Task description>
Omit the images, then output each of the records below exactly.

Exercise materials>

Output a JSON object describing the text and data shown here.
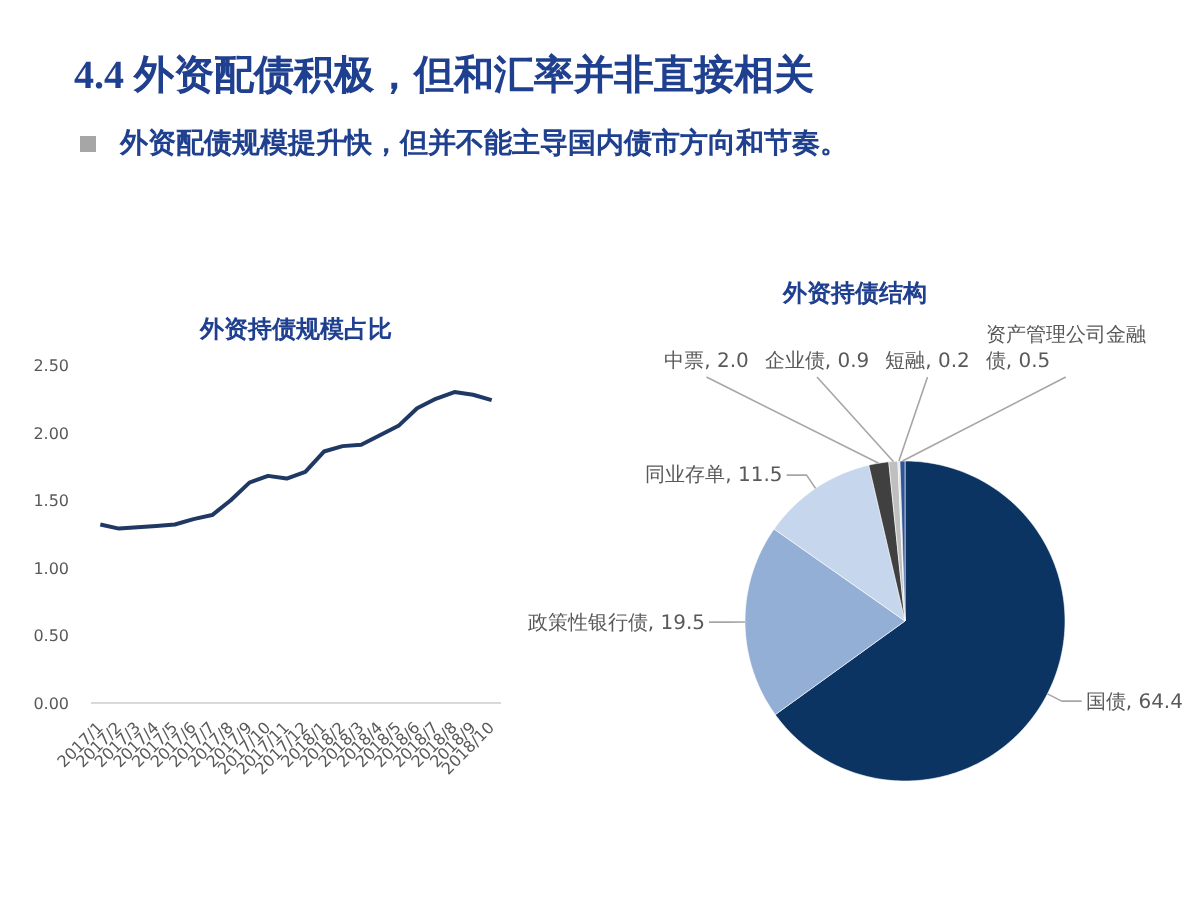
{
  "chart_data": [
    {
      "type": "line",
      "title": "外资持债规模占比",
      "annotations": [
        "4.4 外资配债积极，但和汇率并非直接相关",
        "外资配债规模提升快，但并不能主导国内债市方向和节奏。"
      ],
      "categories": [
        "2017/1",
        "2017/2",
        "2017/3",
        "2017/4",
        "2017/5",
        "2017/6",
        "2017/7",
        "2017/8",
        "2017/9",
        "2017/10",
        "2017/11",
        "2017/12",
        "2018/1",
        "2018/2",
        "2018/3",
        "2018/4",
        "2018/5",
        "2018/6",
        "2018/7",
        "2018/8",
        "2018/9",
        "2018/10"
      ],
      "series": [
        {
          "color": "#1f3864",
          "values": [
            1.32,
            1.29,
            1.3,
            1.31,
            1.32,
            1.36,
            1.39,
            1.5,
            1.63,
            1.68,
            1.66,
            1.71,
            1.86,
            1.9,
            1.91,
            1.98,
            2.05,
            2.18,
            2.25,
            2.3,
            2.28,
            2.24
          ]
        }
      ],
      "ylim": [
        0,
        2.5
      ],
      "yticks": [
        {
          "value": 0,
          "label": "0.00"
        },
        {
          "value": 0.5,
          "label": "0.50"
        },
        {
          "value": 1,
          "label": "1.00"
        },
        {
          "value": 1.5,
          "label": "1.50"
        },
        {
          "value": 2,
          "label": "2.00"
        },
        {
          "value": 2.5,
          "label": "2.50"
        }
      ],
      "line_style": "solid"
    },
    {
      "type": "pie",
      "title": "外资持债结构",
      "categories": [
        "国债",
        "政策性银行债",
        "同业存单",
        "中票",
        "企业债",
        "短融",
        "资产管理公司金融债"
      ],
      "values": [
        64.4,
        19.5,
        11.5,
        2.0,
        0.9,
        0.2,
        0.5
      ],
      "colors": [
        "#0b3463",
        "#93afd6",
        "#c6d6ec",
        "#404040",
        "#bfbfbf",
        "#e2e2e2",
        "#2f5597"
      ],
      "value_labels": [
        ", 64.4",
        ", 19.5",
        ", 11.5",
        ", 2.0",
        ", 0.9",
        ", 0.2",
        ", 0.5"
      ]
    }
  ]
}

Solution to the problem>
Output a JSON object describing the text and data shown here.
{
  "chart_data": [
    {
      "type": "line",
      "title": "外资持债规模占比",
      "annotations": [
        "4.4 外资配债积极，但和汇率并非直接相关",
        "外资配债规模提升快，但并不能主导国内债市方向和节奏。"
      ],
      "categories": [
        "2017/1",
        "2017/2",
        "2017/3",
        "2017/4",
        "2017/5",
        "2017/6",
        "2017/7",
        "2017/8",
        "2017/9",
        "2017/10",
        "2017/11",
        "2017/12",
        "2018/1",
        "2018/2",
        "2018/3",
        "2018/4",
        "2018/5",
        "2018/6",
        "2018/7",
        "2018/8",
        "2018/9",
        "2018/10"
      ],
      "series": [
        {
          "color": "#1f3864",
          "values": [
            1.32,
            1.29,
            1.3,
            1.31,
            1.32,
            1.36,
            1.39,
            1.5,
            1.63,
            1.68,
            1.66,
            1.71,
            1.86,
            1.9,
            1.91,
            1.98,
            2.05,
            2.18,
            2.25,
            2.3,
            2.28,
            2.24
          ]
        }
      ],
      "ylim": [
        0,
        2.5
      ],
      "yticks": [
        {
          "value": 0,
          "label": "0.00"
        },
        {
          "value": 0.5,
          "label": "0.50"
        },
        {
          "value": 1,
          "label": "1.00"
        },
        {
          "value": 1.5,
          "label": "1.50"
        },
        {
          "value": 2,
          "label": "2.00"
        },
        {
          "value": 2.5,
          "label": "2.50"
        }
      ],
      "line_style": "solid"
    },
    {
      "type": "pie",
      "title": "外资持债结构",
      "categories": [
        "国债",
        "政策性银行债",
        "同业存单",
        "中票",
        "企业债",
        "短融",
        "资产管理公司金融债"
      ],
      "values": [
        64.4,
        19.5,
        11.5,
        2.0,
        0.9,
        0.2,
        0.5
      ],
      "colors": [
        "#0b3463",
        "#93afd6",
        "#c6d6ec",
        "#404040",
        "#bfbfbf",
        "#e2e2e2",
        "#2f5597"
      ],
      "value_labels": [
        ", 64.4",
        ", 19.5",
        ", 11.5",
        ", 2.0",
        ", 0.9",
        ", 0.2",
        ", 0.5"
      ]
    }
  ]
}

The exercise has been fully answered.